§ **Your goal**
Find every line in the records below that holds the word "this", and copy it out.
[start]
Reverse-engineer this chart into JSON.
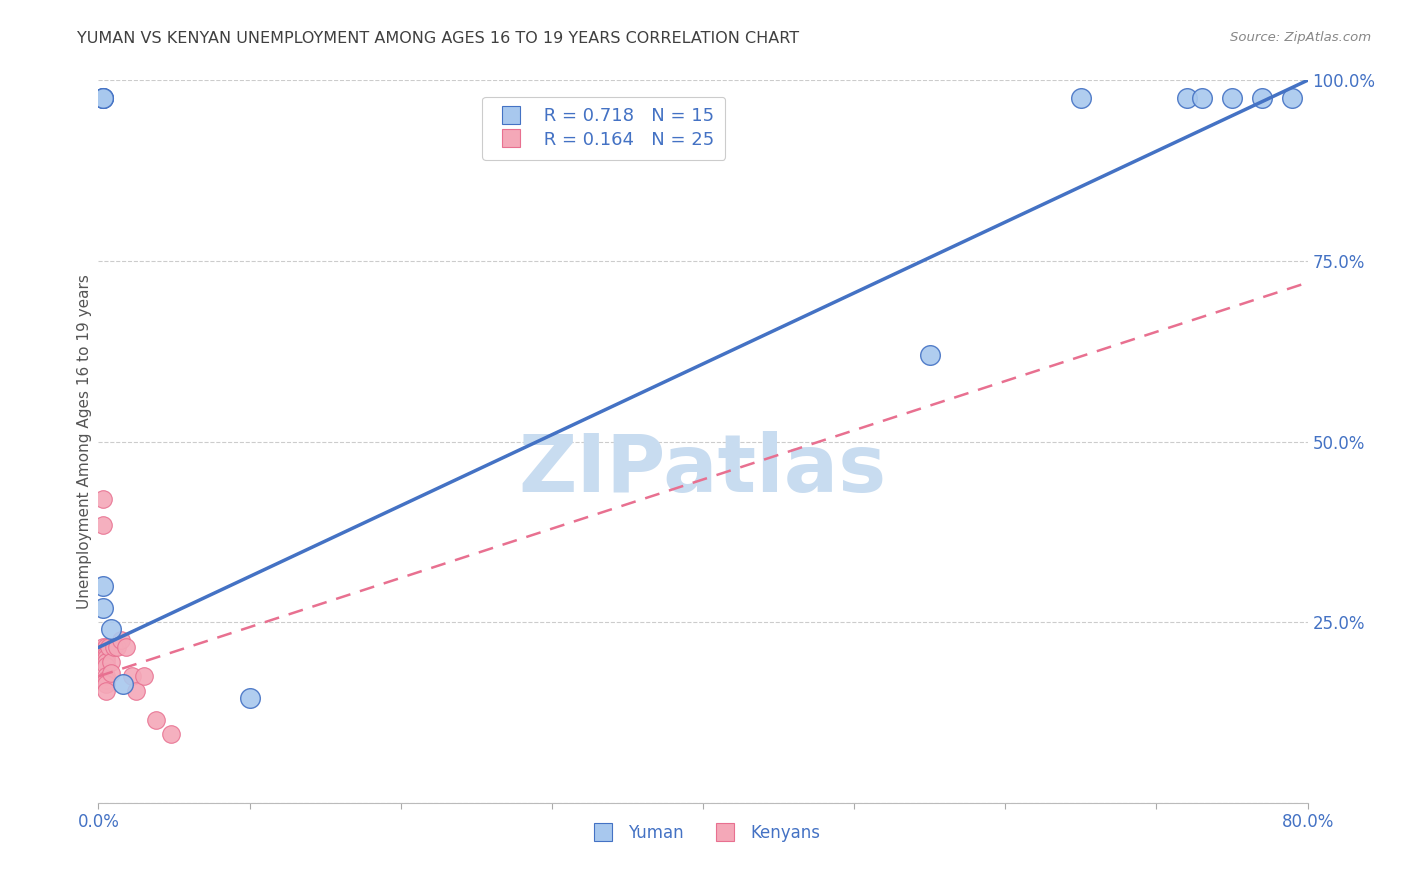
{
  "title": "YUMAN VS KENYAN UNEMPLOYMENT AMONG AGES 16 TO 19 YEARS CORRELATION CHART",
  "source": "Source: ZipAtlas.com",
  "ylabel": "Unemployment Among Ages 16 to 19 years",
  "xlim": [
    0.0,
    0.8
  ],
  "ylim": [
    0.0,
    1.0
  ],
  "xticks": [
    0.0,
    0.1,
    0.2,
    0.3,
    0.4,
    0.5,
    0.6,
    0.7,
    0.8
  ],
  "yticks": [
    0.0,
    0.25,
    0.5,
    0.75,
    1.0
  ],
  "yuman_x": [
    0.003,
    0.003,
    0.003,
    0.003,
    0.003,
    0.008,
    0.016,
    0.1,
    0.55,
    0.65,
    0.72,
    0.73,
    0.75,
    0.77,
    0.79
  ],
  "yuman_y": [
    0.975,
    0.975,
    0.975,
    0.3,
    0.27,
    0.24,
    0.165,
    0.145,
    0.62,
    0.975,
    0.975,
    0.975,
    0.975,
    0.975,
    0.975
  ],
  "kenyan_x": [
    0.003,
    0.003,
    0.003,
    0.005,
    0.005,
    0.005,
    0.005,
    0.005,
    0.005,
    0.005,
    0.005,
    0.005,
    0.005,
    0.007,
    0.008,
    0.008,
    0.01,
    0.012,
    0.015,
    0.018,
    0.022,
    0.025,
    0.03,
    0.038,
    0.048
  ],
  "kenyan_y": [
    0.42,
    0.385,
    0.215,
    0.215,
    0.21,
    0.205,
    0.2,
    0.195,
    0.19,
    0.175,
    0.17,
    0.165,
    0.155,
    0.215,
    0.195,
    0.18,
    0.215,
    0.215,
    0.225,
    0.215,
    0.175,
    0.155,
    0.175,
    0.115,
    0.095
  ],
  "yuman_color": "#A8C8EE",
  "kenyan_color": "#F4A8B8",
  "yuman_line_color": "#4472C4",
  "kenyan_line_color": "#E87090",
  "R_yuman": 0.718,
  "N_yuman": 15,
  "R_kenyan": 0.164,
  "N_kenyan": 25,
  "title_color": "#404040",
  "tick_color": "#4472C4",
  "grid_color": "#CCCCCC",
  "watermark": "ZIPatlas",
  "watermark_color": "#C8DCF0",
  "background_color": "#FFFFFF",
  "yuman_line_x0": 0.0,
  "yuman_line_y0": 0.215,
  "yuman_line_x1": 0.8,
  "yuman_line_y1": 1.0,
  "kenyan_line_x0": 0.0,
  "kenyan_line_y0": 0.175,
  "kenyan_line_x1": 0.8,
  "kenyan_line_y1": 0.72
}
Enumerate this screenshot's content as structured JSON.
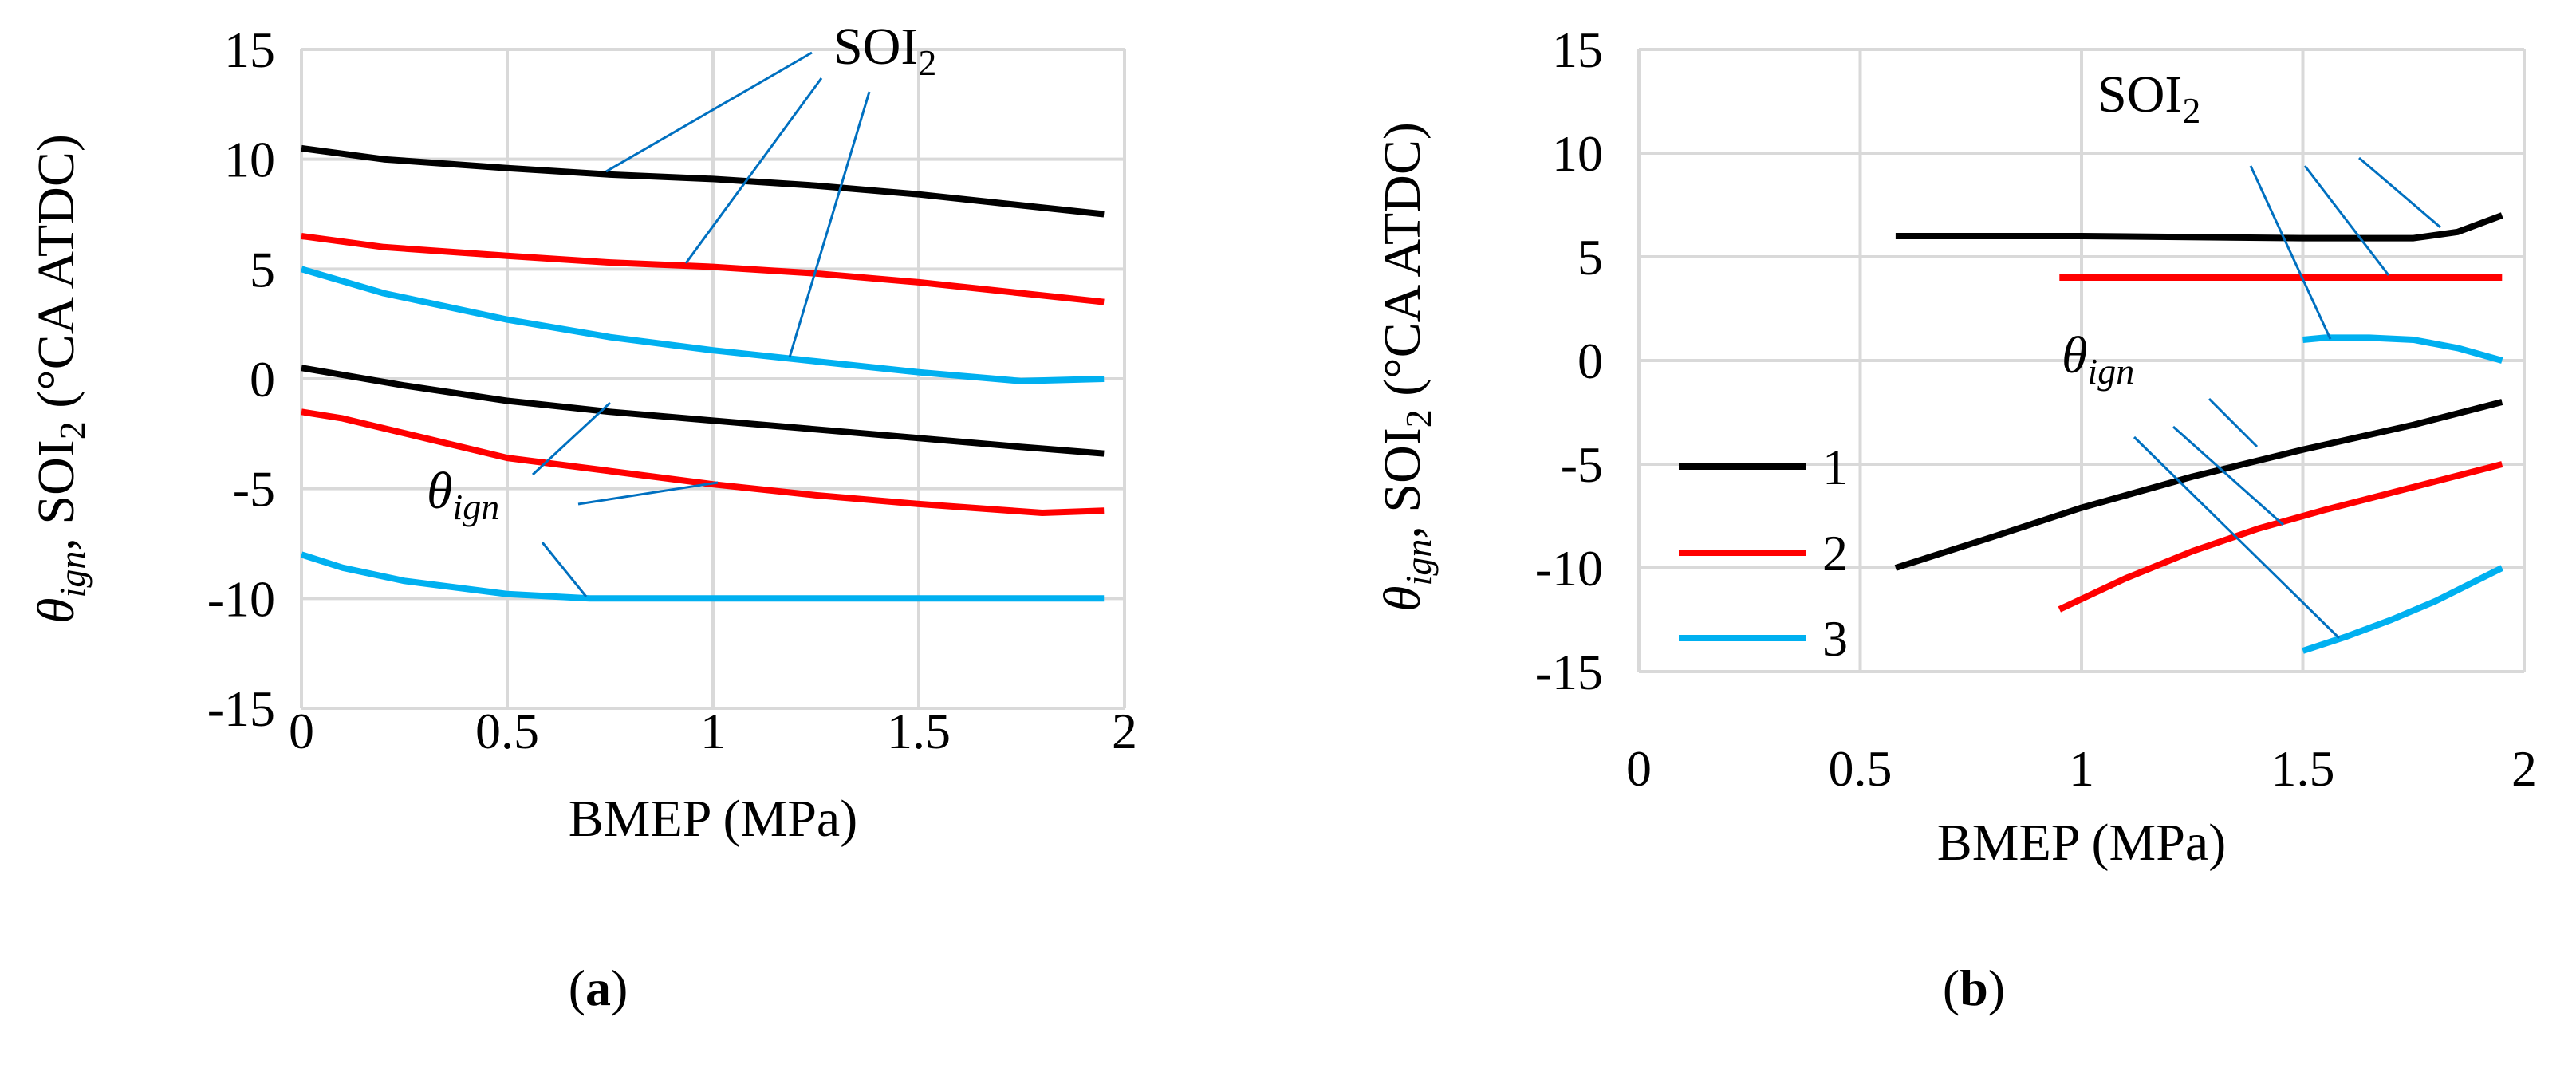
{
  "colors": {
    "series1": "#000000",
    "series2": "#ff0000",
    "series3": "#00b0f0",
    "grid": "#d9d9d9",
    "annot": "#0070c0"
  },
  "chart_data": [
    {
      "type": "line",
      "panel_label": "(a)",
      "panel_letter": "a",
      "xlabel": "BMEP (MPa)",
      "ylabel_parts": [
        "θ",
        "ign",
        ", SOI",
        "2",
        " (°CA ATDC)"
      ],
      "xlim": [
        0,
        2
      ],
      "ylim": [
        -15,
        15
      ],
      "xticks": [
        "0",
        "0.5",
        "1",
        "1.5",
        "2"
      ],
      "yticks": [
        "15",
        "10",
        "5",
        "0",
        "-5",
        "-10",
        "-15"
      ],
      "annotations": {
        "soi_main": "SOI",
        "soi_sub": "2",
        "theta_main": "θ",
        "theta_sub": "ign"
      },
      "series": [
        {
          "name": "1",
          "kind": "SOI2",
          "x": [
            0,
            0.2,
            0.5,
            0.75,
            1.0,
            1.25,
            1.5,
            1.75,
            1.95
          ],
          "y": [
            10.5,
            10.0,
            9.6,
            9.3,
            9.1,
            8.8,
            8.4,
            7.9,
            7.5
          ]
        },
        {
          "name": "2",
          "kind": "SOI2",
          "x": [
            0,
            0.2,
            0.5,
            0.75,
            1.0,
            1.25,
            1.5,
            1.75,
            1.95
          ],
          "y": [
            6.5,
            6.0,
            5.6,
            5.3,
            5.1,
            4.8,
            4.4,
            3.9,
            3.5
          ]
        },
        {
          "name": "3",
          "kind": "SOI2",
          "x": [
            0,
            0.2,
            0.5,
            0.75,
            1.0,
            1.25,
            1.5,
            1.75,
            1.95
          ],
          "y": [
            5.0,
            3.9,
            2.7,
            1.9,
            1.3,
            0.8,
            0.3,
            -0.1,
            0
          ]
        },
        {
          "name": "1",
          "kind": "theta_ign",
          "x": [
            0,
            0.25,
            0.5,
            0.75,
            1.0,
            1.25,
            1.5,
            1.75,
            1.95
          ],
          "y": [
            0.5,
            -0.3,
            -1.0,
            -1.5,
            -1.9,
            -2.3,
            -2.7,
            -3.1,
            -3.4
          ]
        },
        {
          "name": "2",
          "kind": "theta_ign",
          "x": [
            0,
            0.1,
            0.3,
            0.5,
            0.75,
            1.0,
            1.25,
            1.5,
            1.8,
            1.95
          ],
          "y": [
            -1.5,
            -1.8,
            -2.7,
            -3.6,
            -4.2,
            -4.8,
            -5.3,
            -5.7,
            -6.1,
            -6.0
          ]
        },
        {
          "name": "3",
          "kind": "theta_ign",
          "x": [
            0,
            0.1,
            0.25,
            0.5,
            0.7,
            1.0,
            1.25,
            1.5,
            1.75,
            1.95
          ],
          "y": [
            -8.0,
            -8.6,
            -9.2,
            -9.8,
            -10.0,
            -10.0,
            -10.0,
            -10.0,
            -10.0,
            -10.0
          ]
        }
      ]
    },
    {
      "type": "line",
      "panel_label": "(b)",
      "panel_letter": "b",
      "xlabel": "BMEP (MPa)",
      "ylabel_parts": [
        "θ",
        "ign",
        ", SOI",
        "2",
        " (°CA ATDC)"
      ],
      "xlim": [
        0,
        2
      ],
      "ylim": [
        -15,
        15
      ],
      "xticks": [
        "0",
        "0.5",
        "1",
        "1.5",
        "2"
      ],
      "yticks": [
        "15",
        "10",
        "5",
        "0",
        "-5",
        "-10",
        "-15"
      ],
      "annotations": {
        "soi_main": "SOI",
        "soi_sub": "2",
        "theta_main": "θ",
        "theta_sub": "ign"
      },
      "legend": {
        "entries": [
          "1",
          "2",
          "3"
        ],
        "position": "left"
      },
      "series": [
        {
          "name": "1",
          "kind": "SOI2",
          "x": [
            0.58,
            1.0,
            1.5,
            1.75,
            1.85,
            1.95
          ],
          "y": [
            6,
            6,
            5.9,
            5.9,
            6.2,
            7
          ]
        },
        {
          "name": "2",
          "kind": "SOI2",
          "x": [
            0.95,
            1.95
          ],
          "y": [
            4,
            4
          ]
        },
        {
          "name": "3",
          "kind": "SOI2",
          "x": [
            1.5,
            1.55,
            1.65,
            1.75,
            1.85,
            1.95
          ],
          "y": [
            1,
            1.1,
            1.1,
            1.0,
            0.6,
            0
          ]
        },
        {
          "name": "1",
          "kind": "theta_ign",
          "x": [
            0.58,
            0.8,
            1.0,
            1.25,
            1.5,
            1.75,
            1.95
          ],
          "y": [
            -10,
            -8.5,
            -7.1,
            -5.6,
            -4.3,
            -3.1,
            -2.0
          ]
        },
        {
          "name": "2",
          "kind": "theta_ign",
          "x": [
            0.95,
            1.1,
            1.25,
            1.4,
            1.55,
            1.75,
            1.95
          ],
          "y": [
            -12,
            -10.5,
            -9.2,
            -8.1,
            -7.2,
            -6.1,
            -5.0
          ]
        },
        {
          "name": "3",
          "kind": "theta_ign",
          "x": [
            1.5,
            1.6,
            1.7,
            1.8,
            1.95
          ],
          "y": [
            -14,
            -13.3,
            -12.5,
            -11.6,
            -10
          ]
        }
      ]
    }
  ]
}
[end]
§ **Reply**
Reverse-engineer this chart into JSON.
Enumerate this screenshot's content as structured JSON.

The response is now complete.